Every entry below must appear again, exactly as written.

- **DATA EXCERPTS**
########################################
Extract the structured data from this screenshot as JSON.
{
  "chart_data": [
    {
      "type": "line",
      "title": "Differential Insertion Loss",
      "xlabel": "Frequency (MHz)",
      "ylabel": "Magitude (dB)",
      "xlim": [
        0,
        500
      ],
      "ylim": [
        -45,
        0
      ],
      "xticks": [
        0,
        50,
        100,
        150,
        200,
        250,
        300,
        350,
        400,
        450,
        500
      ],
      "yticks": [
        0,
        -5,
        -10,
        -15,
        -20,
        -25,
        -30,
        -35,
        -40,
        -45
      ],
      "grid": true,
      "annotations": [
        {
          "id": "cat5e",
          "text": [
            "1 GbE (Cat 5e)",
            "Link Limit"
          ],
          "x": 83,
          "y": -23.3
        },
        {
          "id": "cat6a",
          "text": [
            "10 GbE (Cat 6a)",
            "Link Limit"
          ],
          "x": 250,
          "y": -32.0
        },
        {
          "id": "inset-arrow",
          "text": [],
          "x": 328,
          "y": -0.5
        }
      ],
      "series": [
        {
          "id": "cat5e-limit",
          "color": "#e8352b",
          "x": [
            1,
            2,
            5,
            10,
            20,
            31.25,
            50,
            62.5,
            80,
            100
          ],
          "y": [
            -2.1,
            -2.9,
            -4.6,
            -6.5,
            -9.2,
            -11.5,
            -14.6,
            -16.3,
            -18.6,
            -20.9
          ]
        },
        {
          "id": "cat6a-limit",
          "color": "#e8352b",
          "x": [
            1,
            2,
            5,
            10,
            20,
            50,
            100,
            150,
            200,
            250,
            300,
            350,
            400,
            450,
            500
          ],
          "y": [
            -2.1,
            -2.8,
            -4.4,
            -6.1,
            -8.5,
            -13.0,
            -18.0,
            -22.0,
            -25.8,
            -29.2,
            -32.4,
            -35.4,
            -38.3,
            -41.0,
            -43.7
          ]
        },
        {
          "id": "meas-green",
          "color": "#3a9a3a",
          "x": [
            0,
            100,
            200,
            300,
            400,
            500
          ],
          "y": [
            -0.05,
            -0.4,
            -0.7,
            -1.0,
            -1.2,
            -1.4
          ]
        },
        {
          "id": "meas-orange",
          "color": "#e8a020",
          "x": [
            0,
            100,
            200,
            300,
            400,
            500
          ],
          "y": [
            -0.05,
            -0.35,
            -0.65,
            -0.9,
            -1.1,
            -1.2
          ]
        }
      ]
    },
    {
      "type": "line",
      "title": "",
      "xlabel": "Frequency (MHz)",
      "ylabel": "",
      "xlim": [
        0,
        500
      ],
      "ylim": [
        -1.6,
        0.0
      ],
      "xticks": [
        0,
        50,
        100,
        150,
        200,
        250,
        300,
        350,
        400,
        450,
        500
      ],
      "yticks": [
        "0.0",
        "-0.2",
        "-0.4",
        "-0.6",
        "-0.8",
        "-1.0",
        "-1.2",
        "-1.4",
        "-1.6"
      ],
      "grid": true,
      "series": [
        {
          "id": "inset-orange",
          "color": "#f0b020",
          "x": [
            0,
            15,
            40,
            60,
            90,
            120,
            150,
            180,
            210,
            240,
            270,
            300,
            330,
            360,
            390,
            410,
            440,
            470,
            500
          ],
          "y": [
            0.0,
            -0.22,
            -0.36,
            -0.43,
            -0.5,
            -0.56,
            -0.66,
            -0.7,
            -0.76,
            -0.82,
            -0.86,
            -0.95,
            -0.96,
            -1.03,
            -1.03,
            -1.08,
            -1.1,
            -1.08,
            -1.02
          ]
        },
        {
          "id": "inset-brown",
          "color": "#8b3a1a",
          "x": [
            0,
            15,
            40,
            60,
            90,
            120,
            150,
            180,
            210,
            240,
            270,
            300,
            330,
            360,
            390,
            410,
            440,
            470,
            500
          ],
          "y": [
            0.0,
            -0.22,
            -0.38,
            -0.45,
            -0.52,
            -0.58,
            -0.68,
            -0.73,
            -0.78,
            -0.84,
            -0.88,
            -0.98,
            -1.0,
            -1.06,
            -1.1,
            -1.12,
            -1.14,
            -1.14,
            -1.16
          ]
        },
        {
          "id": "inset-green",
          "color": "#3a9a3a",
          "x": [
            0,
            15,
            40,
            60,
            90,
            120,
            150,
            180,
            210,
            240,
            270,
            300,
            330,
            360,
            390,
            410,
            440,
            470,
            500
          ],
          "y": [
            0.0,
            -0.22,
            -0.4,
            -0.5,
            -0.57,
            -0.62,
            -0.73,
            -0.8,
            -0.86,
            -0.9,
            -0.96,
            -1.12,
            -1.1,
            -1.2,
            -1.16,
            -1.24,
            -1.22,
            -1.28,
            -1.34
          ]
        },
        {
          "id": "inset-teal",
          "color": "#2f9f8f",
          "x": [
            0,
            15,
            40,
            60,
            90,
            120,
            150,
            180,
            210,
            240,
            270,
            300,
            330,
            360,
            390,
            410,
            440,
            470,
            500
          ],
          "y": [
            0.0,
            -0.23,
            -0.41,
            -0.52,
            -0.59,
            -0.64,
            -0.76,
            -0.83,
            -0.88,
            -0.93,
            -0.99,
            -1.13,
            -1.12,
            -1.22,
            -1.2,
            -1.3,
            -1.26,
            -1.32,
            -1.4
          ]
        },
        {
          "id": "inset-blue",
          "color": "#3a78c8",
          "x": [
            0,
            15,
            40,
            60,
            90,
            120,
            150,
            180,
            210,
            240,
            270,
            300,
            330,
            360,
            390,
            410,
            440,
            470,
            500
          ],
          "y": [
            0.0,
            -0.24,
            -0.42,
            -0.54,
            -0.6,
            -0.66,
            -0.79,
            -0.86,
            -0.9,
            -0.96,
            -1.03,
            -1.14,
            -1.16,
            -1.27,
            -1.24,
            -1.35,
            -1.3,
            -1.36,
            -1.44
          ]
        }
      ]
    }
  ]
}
########################################
- **OUTPUT BELOW**
Extract the structured data from this screenshot as JSON.
{
  "chart_data": [
    {
      "type": "line",
      "title": "Differential Insertion Loss",
      "xlabel": "Frequency (MHz)",
      "ylabel": "Magitude (dB)",
      "xlim": [
        0,
        500
      ],
      "ylim": [
        -45,
        0
      ],
      "xticks": [
        0,
        50,
        100,
        150,
        200,
        250,
        300,
        350,
        400,
        450,
        500
      ],
      "yticks": [
        0,
        -5,
        -10,
        -15,
        -20,
        -25,
        -30,
        -35,
        -40,
        -45
      ],
      "grid": true,
      "annotations": [
        {
          "id": "cat5e",
          "text": [
            "1 GbE (Cat 5e)",
            "Link Limit"
          ],
          "x": 83,
          "y": -23.3
        },
        {
          "id": "cat6a",
          "text": [
            "10 GbE (Cat 6a)",
            "Link Limit"
          ],
          "x": 250,
          "y": -32.0
        },
        {
          "id": "inset-arrow",
          "text": [],
          "x": 328,
          "y": -0.5
        }
      ],
      "series": [
        {
          "id": "cat5e-limit",
          "color": "#e8352b",
          "x": [
            1,
            2,
            5,
            10,
            20,
            31.25,
            50,
            62.5,
            80,
            100
          ],
          "y": [
            -2.1,
            -2.9,
            -4.6,
            -6.5,
            -9.2,
            -11.5,
            -14.6,
            -16.3,
            -18.6,
            -20.9
          ]
        },
        {
          "id": "cat6a-limit",
          "color": "#e8352b",
          "x": [
            1,
            2,
            5,
            10,
            20,
            50,
            100,
            150,
            200,
            250,
            300,
            350,
            400,
            450,
            500
          ],
          "y": [
            -2.1,
            -2.8,
            -4.4,
            -6.1,
            -8.5,
            -13.0,
            -18.0,
            -22.0,
            -25.8,
            -29.2,
            -32.4,
            -35.4,
            -38.3,
            -41.0,
            -43.7
          ]
        },
        {
          "id": "meas-green",
          "color": "#3a9a3a",
          "x": [
            0,
            100,
            200,
            300,
            400,
            500
          ],
          "y": [
            -0.05,
            -0.4,
            -0.7,
            -1.0,
            -1.2,
            -1.4
          ]
        },
        {
          "id": "meas-orange",
          "color": "#e8a020",
          "x": [
            0,
            100,
            200,
            300,
            400,
            500
          ],
          "y": [
            -0.05,
            -0.35,
            -0.65,
            -0.9,
            -1.1,
            -1.2
          ]
        }
      ]
    },
    {
      "type": "line",
      "title": "",
      "xlabel": "Frequency (MHz)",
      "ylabel": "",
      "xlim": [
        0,
        500
      ],
      "ylim": [
        -1.6,
        0.0
      ],
      "xticks": [
        0,
        50,
        100,
        150,
        200,
        250,
        300,
        350,
        400,
        450,
        500
      ],
      "yticks": [
        "0.0",
        "-0.2",
        "-0.4",
        "-0.6",
        "-0.8",
        "-1.0",
        "-1.2",
        "-1.4",
        "-1.6"
      ],
      "grid": true,
      "series": [
        {
          "id": "inset-orange",
          "color": "#f0b020",
          "x": [
            0,
            15,
            40,
            60,
            90,
            120,
            150,
            180,
            210,
            240,
            270,
            300,
            330,
            360,
            390,
            410,
            440,
            470,
            500
          ],
          "y": [
            0.0,
            -0.22,
            -0.36,
            -0.43,
            -0.5,
            -0.56,
            -0.66,
            -0.7,
            -0.76,
            -0.82,
            -0.86,
            -0.95,
            -0.96,
            -1.03,
            -1.03,
            -1.08,
            -1.1,
            -1.08,
            -1.02
          ]
        },
        {
          "id": "inset-brown",
          "color": "#8b3a1a",
          "x": [
            0,
            15,
            40,
            60,
            90,
            120,
            150,
            180,
            210,
            240,
            270,
            300,
            330,
            360,
            390,
            410,
            440,
            470,
            500
          ],
          "y": [
            0.0,
            -0.22,
            -0.38,
            -0.45,
            -0.52,
            -0.58,
            -0.68,
            -0.73,
            -0.78,
            -0.84,
            -0.88,
            -0.98,
            -1.0,
            -1.06,
            -1.1,
            -1.12,
            -1.14,
            -1.14,
            -1.16
          ]
        },
        {
          "id": "inset-green",
          "color": "#3a9a3a",
          "x": [
            0,
            15,
            40,
            60,
            90,
            120,
            150,
            180,
            210,
            240,
            270,
            300,
            330,
            360,
            390,
            410,
            440,
            470,
            500
          ],
          "y": [
            0.0,
            -0.22,
            -0.4,
            -0.5,
            -0.57,
            -0.62,
            -0.73,
            -0.8,
            -0.86,
            -0.9,
            -0.96,
            -1.12,
            -1.1,
            -1.2,
            -1.16,
            -1.24,
            -1.22,
            -1.28,
            -1.34
          ]
        },
        {
          "id": "inset-teal",
          "color": "#2f9f8f",
          "x": [
            0,
            15,
            40,
            60,
            90,
            120,
            150,
            180,
            210,
            240,
            270,
            300,
            330,
            360,
            390,
            410,
            440,
            470,
            500
          ],
          "y": [
            0.0,
            -0.23,
            -0.41,
            -0.52,
            -0.59,
            -0.64,
            -0.76,
            -0.83,
            -0.88,
            -0.93,
            -0.99,
            -1.13,
            -1.12,
            -1.22,
            -1.2,
            -1.3,
            -1.26,
            -1.32,
            -1.4
          ]
        },
        {
          "id": "inset-blue",
          "color": "#3a78c8",
          "x": [
            0,
            15,
            40,
            60,
            90,
            120,
            150,
            180,
            210,
            240,
            270,
            300,
            330,
            360,
            390,
            410,
            440,
            470,
            500
          ],
          "y": [
            0.0,
            -0.24,
            -0.42,
            -0.54,
            -0.6,
            -0.66,
            -0.79,
            -0.86,
            -0.9,
            -0.96,
            -1.03,
            -1.14,
            -1.16,
            -1.27,
            -1.24,
            -1.35,
            -1.3,
            -1.36,
            -1.44
          ]
        }
      ]
    }
  ]
}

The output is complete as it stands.